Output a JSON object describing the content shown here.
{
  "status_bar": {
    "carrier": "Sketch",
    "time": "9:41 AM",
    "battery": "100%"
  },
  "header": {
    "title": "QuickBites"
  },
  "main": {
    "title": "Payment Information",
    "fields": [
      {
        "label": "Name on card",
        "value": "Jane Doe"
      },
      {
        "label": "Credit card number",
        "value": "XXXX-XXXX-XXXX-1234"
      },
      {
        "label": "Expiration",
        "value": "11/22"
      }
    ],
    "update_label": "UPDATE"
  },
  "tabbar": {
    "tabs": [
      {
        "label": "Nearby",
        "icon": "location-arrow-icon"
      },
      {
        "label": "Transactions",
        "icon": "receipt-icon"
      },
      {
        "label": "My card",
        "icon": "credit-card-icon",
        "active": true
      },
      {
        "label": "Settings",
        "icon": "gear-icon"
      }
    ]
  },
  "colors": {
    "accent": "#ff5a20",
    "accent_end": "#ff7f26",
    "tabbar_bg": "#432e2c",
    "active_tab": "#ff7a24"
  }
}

> **Job**
Make an exact copy of the listing, including every line.

> **Exercise solution**
Output a JSON object describing the content shown here.
{
  "status_bar": {
    "carrier": "Sketch",
    "time": "9:41 AM",
    "battery": "100%"
  },
  "header": {
    "title": "QuickBites"
  },
  "main": {
    "title": "Payment Information",
    "fields": [
      {
        "label": "Name on card",
        "value": "Jane Doe"
      },
      {
        "label": "Credit card number",
        "value": "XXXX-XXXX-XXXX-1234"
      },
      {
        "label": "Expiration",
        "value": "11/22"
      }
    ],
    "update_label": "UPDATE"
  },
  "tabbar": {
    "tabs": [
      {
        "label": "Nearby",
        "icon": "location-arrow-icon"
      },
      {
        "label": "Transactions",
        "icon": "receipt-icon"
      },
      {
        "label": "My card",
        "icon": "credit-card-icon",
        "active": true
      },
      {
        "label": "Settings",
        "icon": "gear-icon"
      }
    ]
  },
  "colors": {
    "accent": "#ff5a20",
    "accent_end": "#ff7f26",
    "tabbar_bg": "#432e2c",
    "active_tab": "#ff7a24"
  }
}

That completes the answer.